>> BEGIN DATA ENTRIES

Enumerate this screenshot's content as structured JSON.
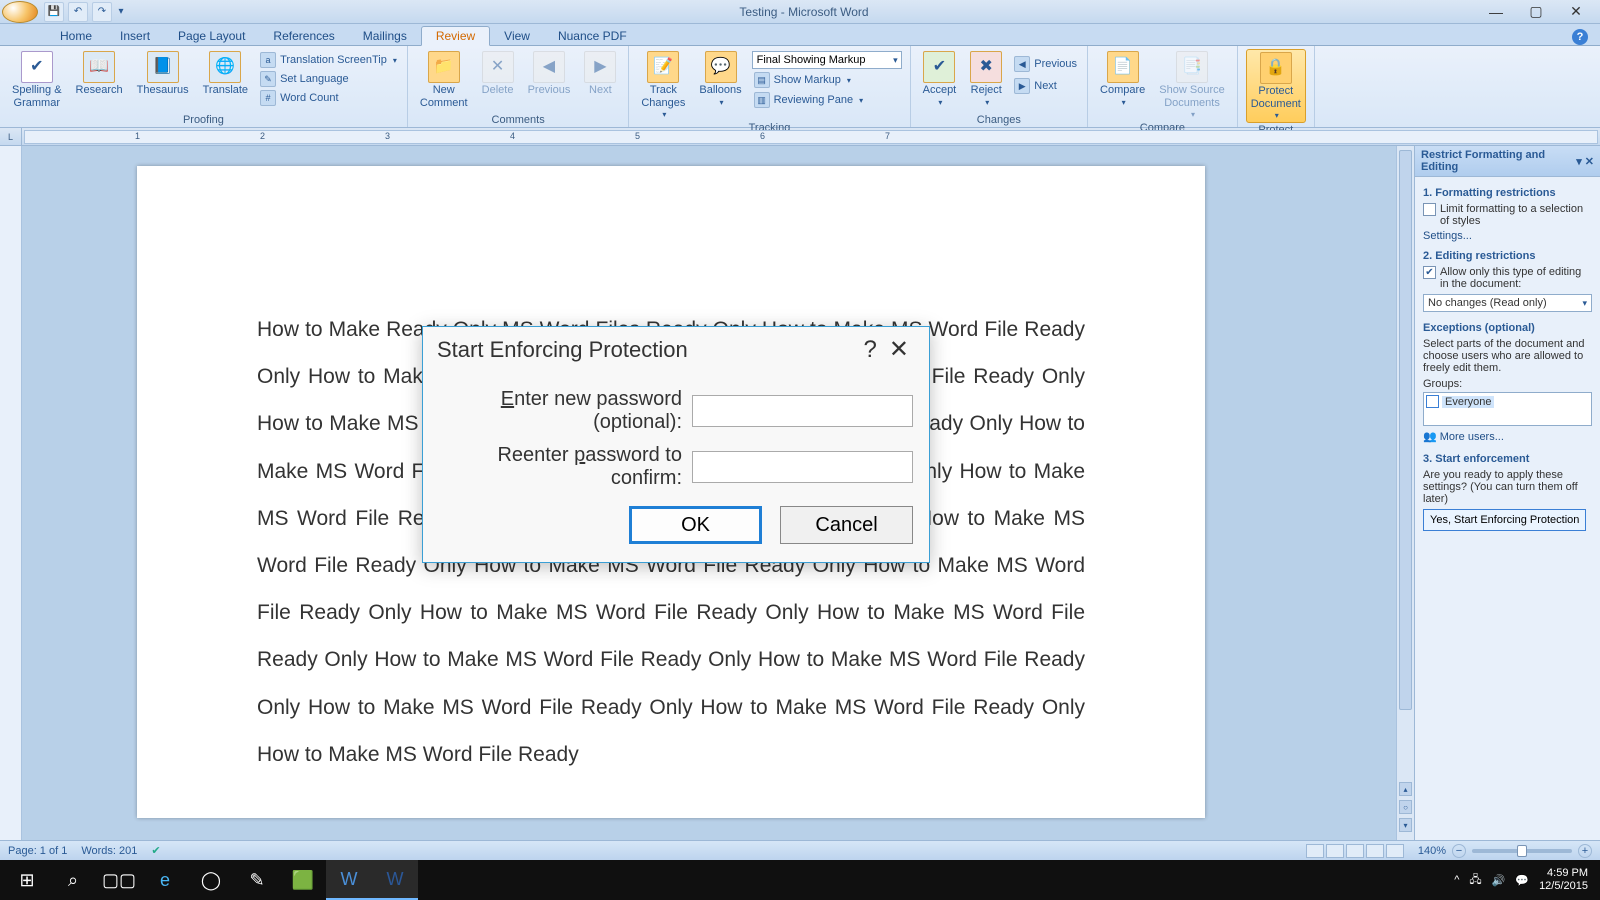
{
  "window": {
    "title": "Testing - Microsoft Word"
  },
  "qat": [
    "save",
    "undo",
    "redo"
  ],
  "tabs": [
    "Home",
    "Insert",
    "Page Layout",
    "References",
    "Mailings",
    "Review",
    "View",
    "Nuance PDF"
  ],
  "active_tab": "Review",
  "ribbon": {
    "proofing": {
      "label": "Proofing",
      "spelling": "Spelling &\nGrammar",
      "research": "Research",
      "thesaurus": "Thesaurus",
      "translate": "Translate",
      "screentip": "Translation ScreenTip",
      "setlang": "Set Language",
      "wordcount": "Word Count"
    },
    "comments": {
      "label": "Comments",
      "new": "New\nComment",
      "delete": "Delete",
      "previous": "Previous",
      "next": "Next"
    },
    "tracking": {
      "label": "Tracking",
      "track": "Track\nChanges",
      "balloons": "Balloons",
      "display": "Final Showing Markup",
      "showmarkup": "Show Markup",
      "reviewing": "Reviewing Pane"
    },
    "changes": {
      "label": "Changes",
      "accept": "Accept",
      "reject": "Reject",
      "previous": "Previous",
      "next": "Next"
    },
    "compare": {
      "label": "Compare",
      "compare": "Compare",
      "showsource": "Show Source\nDocuments"
    },
    "protect": {
      "label": "Protect",
      "protect": "Protect\nDocument"
    }
  },
  "document": {
    "text": "How to Make Ready Only MS Word Files Ready Only How to Make MS Word File Ready Only How to Make MS Word File Ready Only How to Make MS Word File Ready Only How to Make MS Word File Ready Only How to Make MS Word File Ready Only How to Make MS Word File Ready Only How to Make MS Word File Ready Only How to Make MS Word File Ready Only How to Make MS Word File Ready Only How to Make MS Word File Ready Only How to Make MS Word File Ready Only How to Make MS Word File Ready Only How to Make MS Word File Ready Only How to Make MS Word File Ready Only How to Make MS Word File Ready Only How to Make MS Word File Ready Only How to Make MS Word File Ready Only How to Make MS Word File Ready Only How to Make MS Word File Ready"
  },
  "sidepane": {
    "title": "Restrict Formatting and Editing",
    "s1": "1. Formatting restrictions",
    "s1chk": "Limit formatting to a selection of styles",
    "settings": "Settings...",
    "s2": "2. Editing restrictions",
    "s2chk": "Allow only this type of editing in the document:",
    "s2sel": "No changes (Read only)",
    "exc": "Exceptions (optional)",
    "excdesc": "Select parts of the document and choose users who are allowed to freely edit them.",
    "groups": "Groups:",
    "everyone": "Everyone",
    "moreusers": "More users...",
    "s3": "3. Start enforcement",
    "s3desc": "Are you ready to apply these settings? (You can turn them off later)",
    "enforce": "Yes, Start Enforcing Protection"
  },
  "dialog": {
    "title": "Start Enforcing Protection",
    "label1": "Enter new password (optional):",
    "label2": "Reenter password to confirm:",
    "ok": "OK",
    "cancel": "Cancel"
  },
  "statusbar": {
    "page": "Page: 1 of 1",
    "words": "Words: 201",
    "zoom": "140%"
  },
  "ruler_numbers": [
    "1",
    "2",
    "3",
    "4",
    "5",
    "6",
    "7"
  ],
  "taskbar": {
    "time": "4:59 PM",
    "date": "12/5/2015"
  }
}
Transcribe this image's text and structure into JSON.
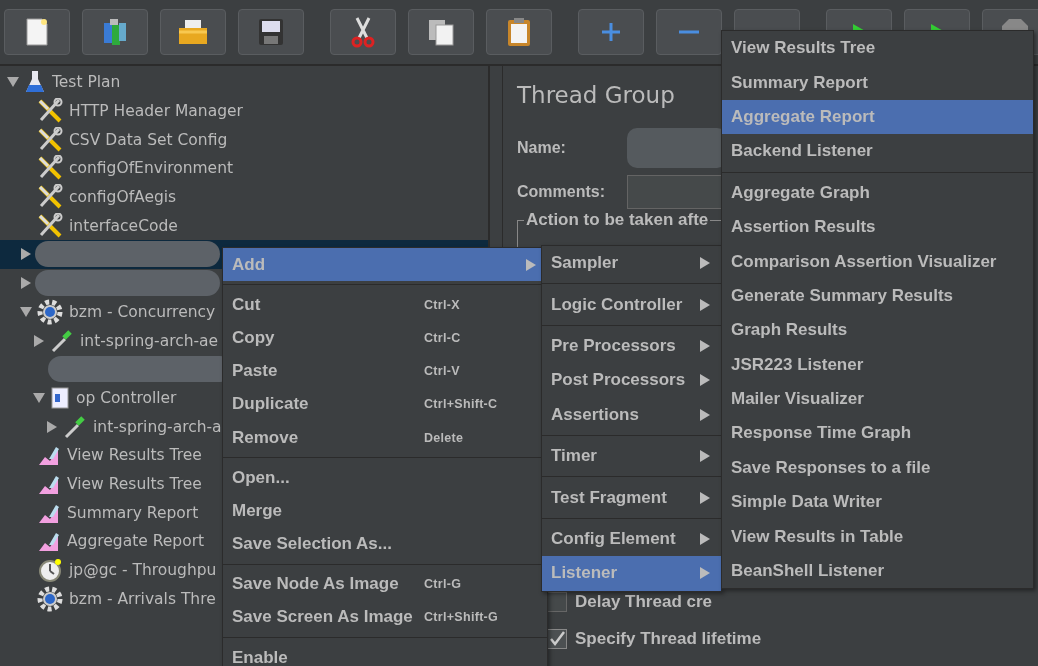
{
  "tree": [
    {
      "label": "Test Plan",
      "kind": "plan",
      "expanded": true,
      "selected": false,
      "children": [
        {
          "label": "HTTP Header Manager",
          "kind": "config",
          "selected": false
        },
        {
          "label": "CSV Data Set Config",
          "kind": "config",
          "selected": false
        },
        {
          "label": "configOfEnvironment",
          "kind": "config",
          "selected": false
        },
        {
          "label": "configOfAegis",
          "kind": "config",
          "selected": false
        },
        {
          "label": "interfaceCode",
          "kind": "config",
          "selected": false
        },
        {
          "kind": "redacted",
          "expanded": false,
          "selected": true
        },
        {
          "kind": "redacted",
          "expanded": false,
          "selected": false
        },
        {
          "label": "bzm - Concurrency",
          "kind": "thread_group",
          "expanded": true,
          "selected": false,
          "children": [
            {
              "label": "int-spring-arch-ae",
              "kind": "sampler",
              "expanded": false,
              "selected": false
            },
            {
              "kind": "redacted",
              "selected": false
            },
            {
              "label": "op Controller",
              "kind": "controller",
              "expanded": true,
              "selected": false,
              "children": [
                {
                  "label": "int-spring-arch-a",
                  "kind": "sampler",
                  "expanded": false,
                  "selected": false
                }
              ]
            }
          ]
        },
        {
          "label": "View Results Tree",
          "kind": "listener",
          "selected": false
        },
        {
          "label": "View Results Tree",
          "kind": "listener",
          "selected": false
        },
        {
          "label": "Summary Report",
          "kind": "listener",
          "selected": false
        },
        {
          "label": "Aggregate Report",
          "kind": "listener",
          "selected": false
        },
        {
          "label": "jp@gc - Throughpu",
          "kind": "timer",
          "selected": false
        },
        {
          "label": "bzm - Arrivals Thre",
          "kind": "thread_group",
          "selected": false
        }
      ]
    }
  ],
  "editor": {
    "title": "Thread Group",
    "name_label": "Name:",
    "comments_label": "Comments:",
    "group_title": "Action to be taken afte",
    "checkboxes": [
      {
        "label": "Delay Thread cre",
        "checked": false
      },
      {
        "label": "Specify Thread lifetime",
        "checked": true
      }
    ]
  },
  "context_menu": [
    {
      "kind": "item",
      "label": "Add",
      "selected": true,
      "has_submenu": true
    },
    {
      "kind": "separator"
    },
    {
      "kind": "item",
      "label": "Cut",
      "shortcut": "Ctrl-X",
      "selected": false
    },
    {
      "kind": "item",
      "label": "Copy",
      "shortcut": "Ctrl-C",
      "selected": false
    },
    {
      "kind": "item",
      "label": "Paste",
      "shortcut": "Ctrl-V",
      "selected": false
    },
    {
      "kind": "item",
      "label": "Duplicate",
      "shortcut": "Ctrl+Shift-C",
      "selected": false
    },
    {
      "kind": "item",
      "label": "Remove",
      "shortcut": "Delete",
      "selected": false
    },
    {
      "kind": "separator"
    },
    {
      "kind": "item",
      "label": "Open...",
      "selected": false
    },
    {
      "kind": "item",
      "label": "Merge",
      "selected": false
    },
    {
      "kind": "item",
      "label": "Save Selection As...",
      "selected": false
    },
    {
      "kind": "separator"
    },
    {
      "kind": "item",
      "label": "Save Node As Image",
      "shortcut": "Ctrl-G",
      "selected": false
    },
    {
      "kind": "item",
      "label": "Save Screen As Image",
      "shortcut": "Ctrl+Shift-G",
      "selected": false
    },
    {
      "kind": "separator"
    },
    {
      "kind": "item",
      "label": "Enable",
      "selected": false
    }
  ],
  "add_menu": [
    {
      "kind": "item",
      "label": "Sampler",
      "selected": false,
      "has_submenu": true
    },
    {
      "kind": "separator"
    },
    {
      "kind": "item",
      "label": "Logic Controller",
      "selected": false,
      "has_submenu": true
    },
    {
      "kind": "separator"
    },
    {
      "kind": "item",
      "label": "Pre Processors",
      "selected": false,
      "has_submenu": true
    },
    {
      "kind": "item",
      "label": "Post Processors",
      "selected": false,
      "has_submenu": true
    },
    {
      "kind": "item",
      "label": "Assertions",
      "selected": false,
      "has_submenu": true
    },
    {
      "kind": "separator"
    },
    {
      "kind": "item",
      "label": "Timer",
      "selected": false,
      "has_submenu": true
    },
    {
      "kind": "separator"
    },
    {
      "kind": "item",
      "label": "Test Fragment",
      "selected": false,
      "has_submenu": true
    },
    {
      "kind": "separator"
    },
    {
      "kind": "item",
      "label": "Config Element",
      "selected": false,
      "has_submenu": true
    },
    {
      "kind": "item",
      "label": "Listener",
      "selected": true,
      "has_submenu": true
    }
  ],
  "listener_menu": [
    {
      "kind": "item",
      "label": "View Results Tree",
      "selected": false
    },
    {
      "kind": "item",
      "label": "Summary Report",
      "selected": false
    },
    {
      "kind": "item",
      "label": "Aggregate Report",
      "selected": true
    },
    {
      "kind": "item",
      "label": "Backend Listener",
      "selected": false
    },
    {
      "kind": "separator"
    },
    {
      "kind": "item",
      "label": "Aggregate Graph",
      "selected": false
    },
    {
      "kind": "item",
      "label": "Assertion Results",
      "selected": false
    },
    {
      "kind": "item",
      "label": "Comparison Assertion Visualizer",
      "selected": false
    },
    {
      "kind": "item",
      "label": "Generate Summary Results",
      "selected": false
    },
    {
      "kind": "item",
      "label": "Graph Results",
      "selected": false
    },
    {
      "kind": "item",
      "label": "JSR223 Listener",
      "selected": false
    },
    {
      "kind": "item",
      "label": "Mailer Visualizer",
      "selected": false
    },
    {
      "kind": "item",
      "label": "Response Time Graph",
      "selected": false
    },
    {
      "kind": "item",
      "label": "Save Responses to a file",
      "selected": false
    },
    {
      "kind": "item",
      "label": "Simple Data Writer",
      "selected": false
    },
    {
      "kind": "item",
      "label": "View Results in Table",
      "selected": false
    },
    {
      "kind": "item",
      "label": "BeanShell Listener",
      "selected": false
    }
  ]
}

>> END DATA ENTRIES

WHAT TO PRODUCE -> From the records given above, copy all lines containing "users".

ANSWER TO THIS EXERCISE ->
    "excdesc": "Select parts of the document and choose users who are allowed to freely edit them.",
    "moreusers": "More users...",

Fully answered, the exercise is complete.